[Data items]

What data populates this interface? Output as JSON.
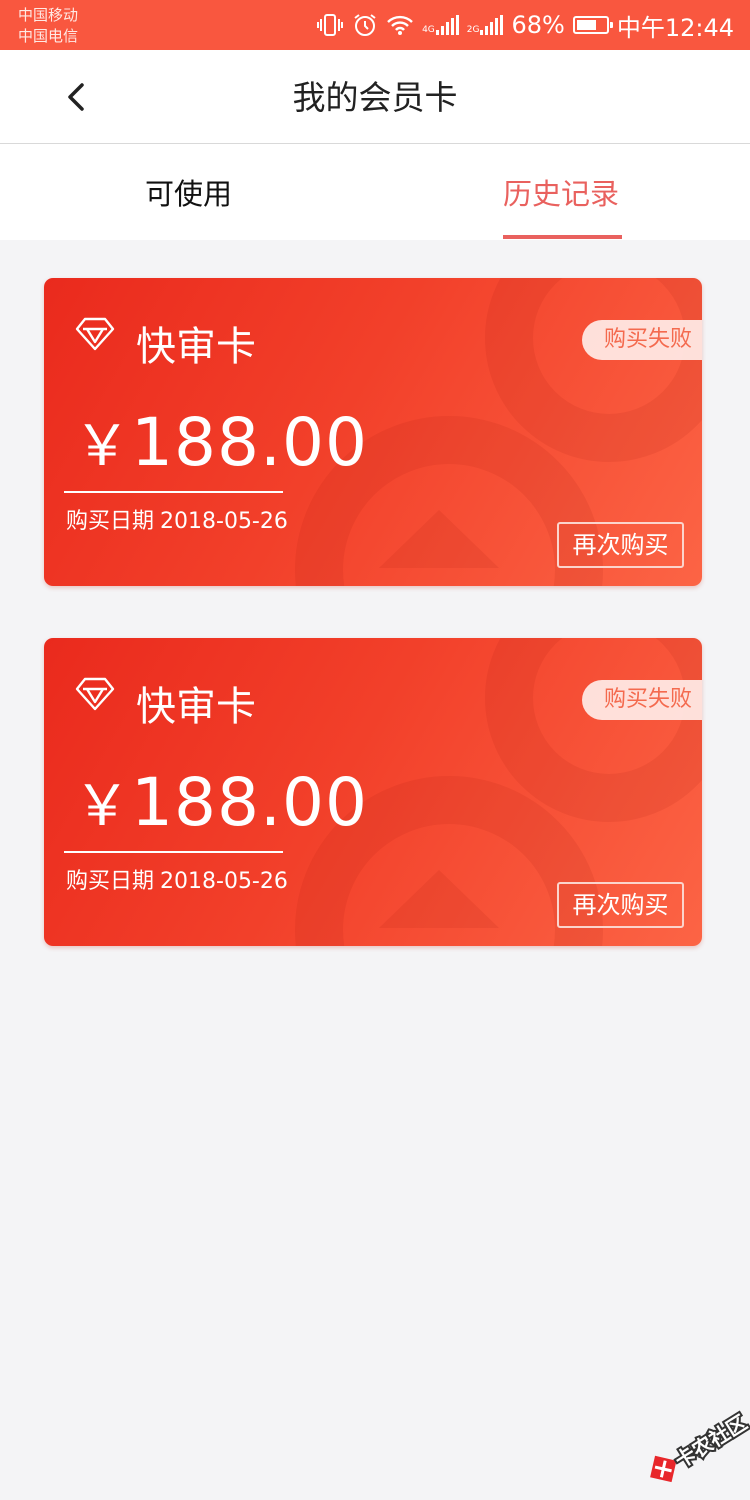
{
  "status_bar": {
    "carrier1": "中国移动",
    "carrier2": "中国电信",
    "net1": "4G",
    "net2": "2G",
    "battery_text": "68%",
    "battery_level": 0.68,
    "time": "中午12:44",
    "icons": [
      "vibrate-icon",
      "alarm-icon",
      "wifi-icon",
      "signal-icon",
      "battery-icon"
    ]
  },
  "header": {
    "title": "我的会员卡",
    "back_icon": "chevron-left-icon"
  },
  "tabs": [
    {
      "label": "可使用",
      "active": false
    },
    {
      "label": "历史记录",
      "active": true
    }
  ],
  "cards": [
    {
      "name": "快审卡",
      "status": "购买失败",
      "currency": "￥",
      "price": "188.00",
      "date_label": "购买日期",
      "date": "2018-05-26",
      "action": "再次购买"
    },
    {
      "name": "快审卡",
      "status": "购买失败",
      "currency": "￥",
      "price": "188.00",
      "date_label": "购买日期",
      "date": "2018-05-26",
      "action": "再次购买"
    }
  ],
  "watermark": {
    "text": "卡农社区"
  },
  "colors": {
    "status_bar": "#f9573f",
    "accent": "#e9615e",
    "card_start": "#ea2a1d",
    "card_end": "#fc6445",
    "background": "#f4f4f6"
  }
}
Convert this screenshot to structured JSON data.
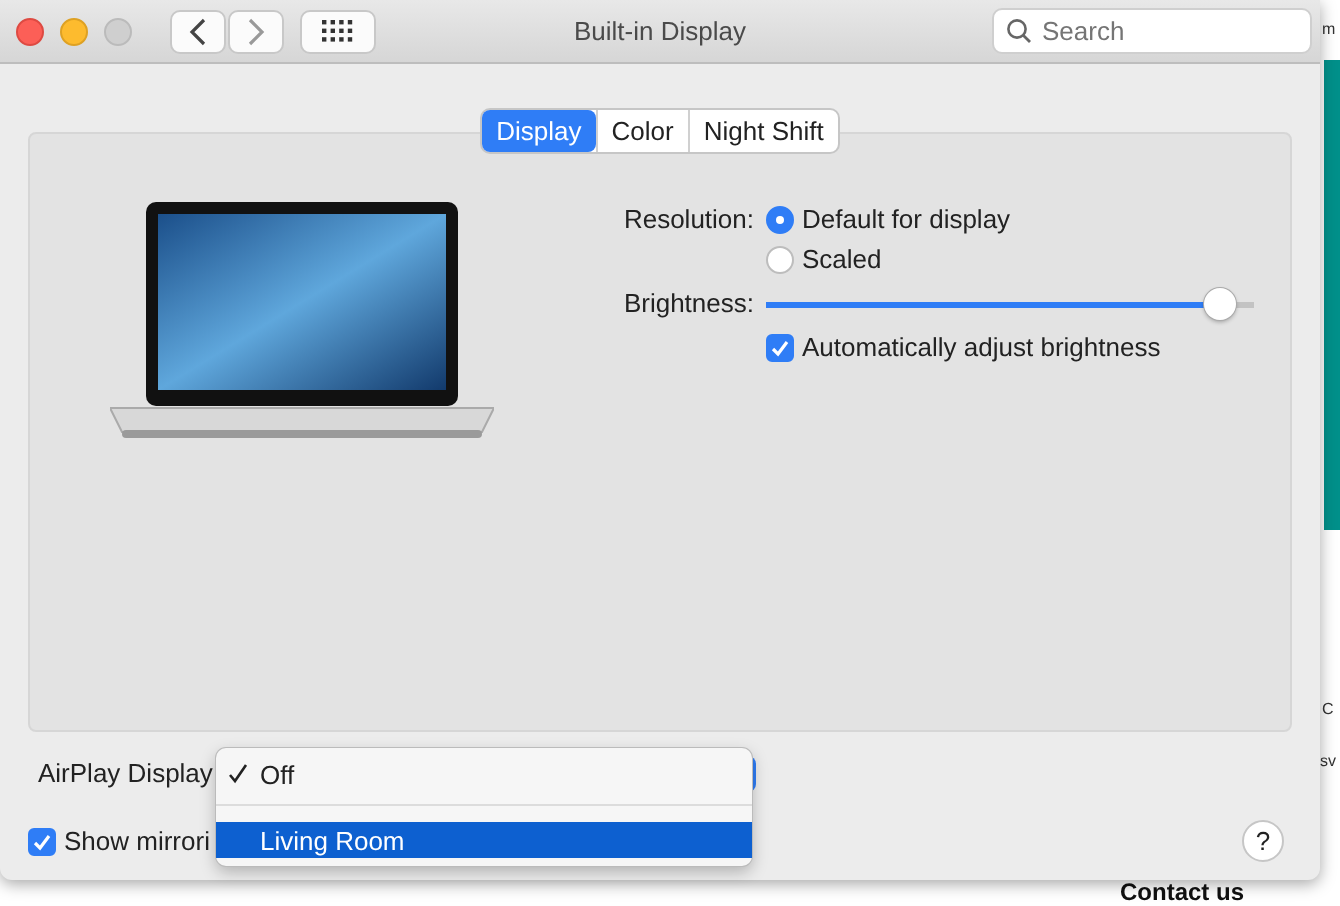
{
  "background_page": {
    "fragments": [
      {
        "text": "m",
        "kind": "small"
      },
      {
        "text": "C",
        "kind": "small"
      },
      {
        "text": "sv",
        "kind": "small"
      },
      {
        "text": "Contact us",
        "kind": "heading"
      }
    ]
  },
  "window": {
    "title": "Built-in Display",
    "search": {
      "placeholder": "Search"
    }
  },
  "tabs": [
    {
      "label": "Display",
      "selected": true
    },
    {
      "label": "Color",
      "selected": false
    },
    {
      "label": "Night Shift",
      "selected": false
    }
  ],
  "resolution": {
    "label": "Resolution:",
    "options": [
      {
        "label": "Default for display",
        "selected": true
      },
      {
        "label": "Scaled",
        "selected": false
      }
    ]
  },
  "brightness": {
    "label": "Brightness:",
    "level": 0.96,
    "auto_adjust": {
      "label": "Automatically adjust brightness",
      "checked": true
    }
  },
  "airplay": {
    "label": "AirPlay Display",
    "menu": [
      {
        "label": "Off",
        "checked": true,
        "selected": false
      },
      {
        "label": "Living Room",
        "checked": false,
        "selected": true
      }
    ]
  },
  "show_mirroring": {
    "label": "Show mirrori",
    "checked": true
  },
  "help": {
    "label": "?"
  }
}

Given problem: Leave out the pictures and copy the rest of the material above exactly.

Solution below:
What data populates this interface? Output as JSON.
{
  "status_bar": {
    "carrier1": "中国移动",
    "carrier2": "中国电信",
    "net1": "4G",
    "net2": "2G",
    "battery_text": "68%",
    "battery_level": 0.68,
    "time": "中午12:44",
    "icons": [
      "vibrate-icon",
      "alarm-icon",
      "wifi-icon",
      "signal-icon",
      "battery-icon"
    ]
  },
  "header": {
    "title": "我的会员卡",
    "back_icon": "chevron-left-icon"
  },
  "tabs": [
    {
      "label": "可使用",
      "active": false
    },
    {
      "label": "历史记录",
      "active": true
    }
  ],
  "cards": [
    {
      "name": "快审卡",
      "status": "购买失败",
      "currency": "￥",
      "price": "188.00",
      "date_label": "购买日期",
      "date": "2018-05-26",
      "action": "再次购买"
    },
    {
      "name": "快审卡",
      "status": "购买失败",
      "currency": "￥",
      "price": "188.00",
      "date_label": "购买日期",
      "date": "2018-05-26",
      "action": "再次购买"
    }
  ],
  "watermark": {
    "text": "卡农社区"
  },
  "colors": {
    "status_bar": "#f9573f",
    "accent": "#e9615e",
    "card_start": "#ea2a1d",
    "card_end": "#fc6445",
    "background": "#f4f4f6"
  }
}
Convert this screenshot to structured JSON data.
{
  "background_page": {
    "fragments": [
      {
        "text": "m",
        "kind": "small"
      },
      {
        "text": "C",
        "kind": "small"
      },
      {
        "text": "sv",
        "kind": "small"
      },
      {
        "text": "Contact us",
        "kind": "heading"
      }
    ]
  },
  "window": {
    "title": "Built-in Display",
    "search": {
      "placeholder": "Search"
    }
  },
  "tabs": [
    {
      "label": "Display",
      "selected": true
    },
    {
      "label": "Color",
      "selected": false
    },
    {
      "label": "Night Shift",
      "selected": false
    }
  ],
  "resolution": {
    "label": "Resolution:",
    "options": [
      {
        "label": "Default for display",
        "selected": true
      },
      {
        "label": "Scaled",
        "selected": false
      }
    ]
  },
  "brightness": {
    "label": "Brightness:",
    "level": 0.96,
    "auto_adjust": {
      "label": "Automatically adjust brightness",
      "checked": true
    }
  },
  "airplay": {
    "label": "AirPlay Display",
    "menu": [
      {
        "label": "Off",
        "checked": true,
        "selected": false
      },
      {
        "label": "Living Room",
        "checked": false,
        "selected": true
      }
    ]
  },
  "show_mirroring": {
    "label": "Show mirrori",
    "checked": true
  },
  "help": {
    "label": "?"
  }
}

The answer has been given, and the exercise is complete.